■ Aim
Copy out all the lines exactly. Omit pictures.

● ● ●

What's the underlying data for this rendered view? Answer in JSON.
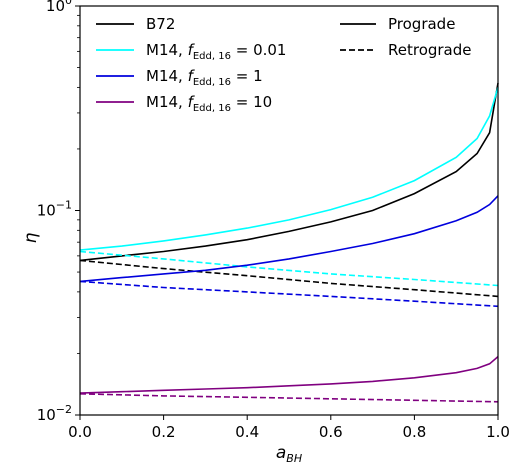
{
  "chart_data": {
    "type": "line",
    "xlabel_main": "a",
    "xlabel_sub": "BH",
    "ylabel": "η",
    "xlim": [
      0.0,
      1.0
    ],
    "ylim": [
      0.01,
      1.0
    ],
    "yscale": "log",
    "x_ticks": [
      "0.0",
      "0.2",
      "0.4",
      "0.6",
      "0.8",
      "1.0"
    ],
    "y_ticks": [
      {
        "base": "10",
        "exp": "−2",
        "value": 0.01
      },
      {
        "base": "10",
        "exp": "−1",
        "value": 0.1
      },
      {
        "base": "10",
        "exp": "0",
        "value": 1.0
      }
    ],
    "series": [
      {
        "name": "B72",
        "color": "#000000",
        "style": "solid",
        "x": [
          0.0,
          0.1,
          0.2,
          0.3,
          0.4,
          0.5,
          0.6,
          0.7,
          0.8,
          0.9,
          0.95,
          0.98,
          1.0
        ],
        "y": [
          0.057,
          0.06,
          0.063,
          0.067,
          0.072,
          0.079,
          0.088,
          0.1,
          0.121,
          0.155,
          0.19,
          0.24,
          0.42
        ]
      },
      {
        "name": "B72",
        "color": "#000000",
        "style": "dashed",
        "x": [
          0.0,
          0.2,
          0.4,
          0.6,
          0.8,
          1.0
        ],
        "y": [
          0.057,
          0.052,
          0.048,
          0.044,
          0.041,
          0.038
        ]
      },
      {
        "name": "M14, f_Edd,16 = 0.01",
        "color": "#00ffff",
        "style": "solid",
        "x": [
          0.0,
          0.1,
          0.2,
          0.3,
          0.4,
          0.5,
          0.6,
          0.7,
          0.8,
          0.9,
          0.95,
          0.98,
          1.0
        ],
        "y": [
          0.064,
          0.067,
          0.071,
          0.076,
          0.082,
          0.09,
          0.101,
          0.116,
          0.14,
          0.182,
          0.225,
          0.29,
          0.4
        ]
      },
      {
        "name": "M14, f_Edd,16 = 0.01",
        "color": "#00ffff",
        "style": "dashed",
        "x": [
          0.0,
          0.2,
          0.4,
          0.6,
          0.8,
          1.0
        ],
        "y": [
          0.063,
          0.058,
          0.053,
          0.049,
          0.046,
          0.043
        ]
      },
      {
        "name": "M14, f_Edd,16 = 1",
        "color": "#0000dd",
        "style": "solid",
        "x": [
          0.0,
          0.1,
          0.2,
          0.3,
          0.4,
          0.5,
          0.6,
          0.7,
          0.8,
          0.9,
          0.95,
          0.98,
          1.0
        ],
        "y": [
          0.045,
          0.047,
          0.049,
          0.051,
          0.054,
          0.058,
          0.063,
          0.069,
          0.077,
          0.089,
          0.098,
          0.107,
          0.118
        ]
      },
      {
        "name": "M14, f_Edd,16 = 1",
        "color": "#0000dd",
        "style": "dashed",
        "x": [
          0.0,
          0.2,
          0.4,
          0.6,
          0.8,
          1.0
        ],
        "y": [
          0.045,
          0.042,
          0.04,
          0.038,
          0.036,
          0.034
        ]
      },
      {
        "name": "M14, f_Edd,16 = 10",
        "color": "#800080",
        "style": "solid",
        "x": [
          0.0,
          0.1,
          0.2,
          0.3,
          0.4,
          0.5,
          0.6,
          0.7,
          0.8,
          0.9,
          0.95,
          0.98,
          1.0
        ],
        "y": [
          0.0128,
          0.013,
          0.0132,
          0.0134,
          0.0136,
          0.0139,
          0.0142,
          0.0146,
          0.0152,
          0.0161,
          0.0169,
          0.0178,
          0.0193
        ]
      },
      {
        "name": "M14, f_Edd,16 = 10",
        "color": "#800080",
        "style": "dashed",
        "x": [
          0.0,
          0.2,
          0.4,
          0.6,
          0.8,
          1.0
        ],
        "y": [
          0.0127,
          0.0124,
          0.0122,
          0.012,
          0.0118,
          0.0116
        ]
      }
    ],
    "legend": {
      "placement": "top",
      "entries": [
        {
          "label": "B72",
          "color": "#000000",
          "style": "solid"
        },
        {
          "label_main": "M14, ",
          "label_f": "f",
          "label_sub": "Edd, 16",
          "label_val": " = 0.01",
          "color": "#00ffff",
          "style": "solid"
        },
        {
          "label_main": "M14, ",
          "label_f": "f",
          "label_sub": "Edd, 16",
          "label_val": " = 1",
          "color": "#0000dd",
          "style": "solid"
        },
        {
          "label_main": "M14, ",
          "label_f": "f",
          "label_sub": "Edd, 16",
          "label_val": " = 10",
          "color": "#800080",
          "style": "solid"
        }
      ],
      "style_entries": [
        {
          "label": "Prograde",
          "style": "solid"
        },
        {
          "label": "Retrograde",
          "style": "dashed"
        }
      ]
    }
  }
}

● ● ●

■ Answer for the task
What's the underlying data for this rendered view? Answer in JSON.
{
  "chart_data": {
    "type": "line",
    "xlabel_main": "a",
    "xlabel_sub": "BH",
    "ylabel": "η",
    "xlim": [
      0.0,
      1.0
    ],
    "ylim": [
      0.01,
      1.0
    ],
    "yscale": "log",
    "x_ticks": [
      "0.0",
      "0.2",
      "0.4",
      "0.6",
      "0.8",
      "1.0"
    ],
    "y_ticks": [
      {
        "base": "10",
        "exp": "−2",
        "value": 0.01
      },
      {
        "base": "10",
        "exp": "−1",
        "value": 0.1
      },
      {
        "base": "10",
        "exp": "0",
        "value": 1.0
      }
    ],
    "series": [
      {
        "name": "B72",
        "color": "#000000",
        "style": "solid",
        "x": [
          0.0,
          0.1,
          0.2,
          0.3,
          0.4,
          0.5,
          0.6,
          0.7,
          0.8,
          0.9,
          0.95,
          0.98,
          1.0
        ],
        "y": [
          0.057,
          0.06,
          0.063,
          0.067,
          0.072,
          0.079,
          0.088,
          0.1,
          0.121,
          0.155,
          0.19,
          0.24,
          0.42
        ]
      },
      {
        "name": "B72",
        "color": "#000000",
        "style": "dashed",
        "x": [
          0.0,
          0.2,
          0.4,
          0.6,
          0.8,
          1.0
        ],
        "y": [
          0.057,
          0.052,
          0.048,
          0.044,
          0.041,
          0.038
        ]
      },
      {
        "name": "M14, f_Edd,16 = 0.01",
        "color": "#00ffff",
        "style": "solid",
        "x": [
          0.0,
          0.1,
          0.2,
          0.3,
          0.4,
          0.5,
          0.6,
          0.7,
          0.8,
          0.9,
          0.95,
          0.98,
          1.0
        ],
        "y": [
          0.064,
          0.067,
          0.071,
          0.076,
          0.082,
          0.09,
          0.101,
          0.116,
          0.14,
          0.182,
          0.225,
          0.29,
          0.4
        ]
      },
      {
        "name": "M14, f_Edd,16 = 0.01",
        "color": "#00ffff",
        "style": "dashed",
        "x": [
          0.0,
          0.2,
          0.4,
          0.6,
          0.8,
          1.0
        ],
        "y": [
          0.063,
          0.058,
          0.053,
          0.049,
          0.046,
          0.043
        ]
      },
      {
        "name": "M14, f_Edd,16 = 1",
        "color": "#0000dd",
        "style": "solid",
        "x": [
          0.0,
          0.1,
          0.2,
          0.3,
          0.4,
          0.5,
          0.6,
          0.7,
          0.8,
          0.9,
          0.95,
          0.98,
          1.0
        ],
        "y": [
          0.045,
          0.047,
          0.049,
          0.051,
          0.054,
          0.058,
          0.063,
          0.069,
          0.077,
          0.089,
          0.098,
          0.107,
          0.118
        ]
      },
      {
        "name": "M14, f_Edd,16 = 1",
        "color": "#0000dd",
        "style": "dashed",
        "x": [
          0.0,
          0.2,
          0.4,
          0.6,
          0.8,
          1.0
        ],
        "y": [
          0.045,
          0.042,
          0.04,
          0.038,
          0.036,
          0.034
        ]
      },
      {
        "name": "M14, f_Edd,16 = 10",
        "color": "#800080",
        "style": "solid",
        "x": [
          0.0,
          0.1,
          0.2,
          0.3,
          0.4,
          0.5,
          0.6,
          0.7,
          0.8,
          0.9,
          0.95,
          0.98,
          1.0
        ],
        "y": [
          0.0128,
          0.013,
          0.0132,
          0.0134,
          0.0136,
          0.0139,
          0.0142,
          0.0146,
          0.0152,
          0.0161,
          0.0169,
          0.0178,
          0.0193
        ]
      },
      {
        "name": "M14, f_Edd,16 = 10",
        "color": "#800080",
        "style": "dashed",
        "x": [
          0.0,
          0.2,
          0.4,
          0.6,
          0.8,
          1.0
        ],
        "y": [
          0.0127,
          0.0124,
          0.0122,
          0.012,
          0.0118,
          0.0116
        ]
      }
    ],
    "legend": {
      "placement": "top",
      "entries": [
        {
          "label": "B72",
          "color": "#000000",
          "style": "solid"
        },
        {
          "label_main": "M14, ",
          "label_f": "f",
          "label_sub": "Edd, 16",
          "label_val": " = 0.01",
          "color": "#00ffff",
          "style": "solid"
        },
        {
          "label_main": "M14, ",
          "label_f": "f",
          "label_sub": "Edd, 16",
          "label_val": " = 1",
          "color": "#0000dd",
          "style": "solid"
        },
        {
          "label_main": "M14, ",
          "label_f": "f",
          "label_sub": "Edd, 16",
          "label_val": " = 10",
          "color": "#800080",
          "style": "solid"
        }
      ],
      "style_entries": [
        {
          "label": "Prograde",
          "style": "solid"
        },
        {
          "label": "Retrograde",
          "style": "dashed"
        }
      ]
    }
  }
}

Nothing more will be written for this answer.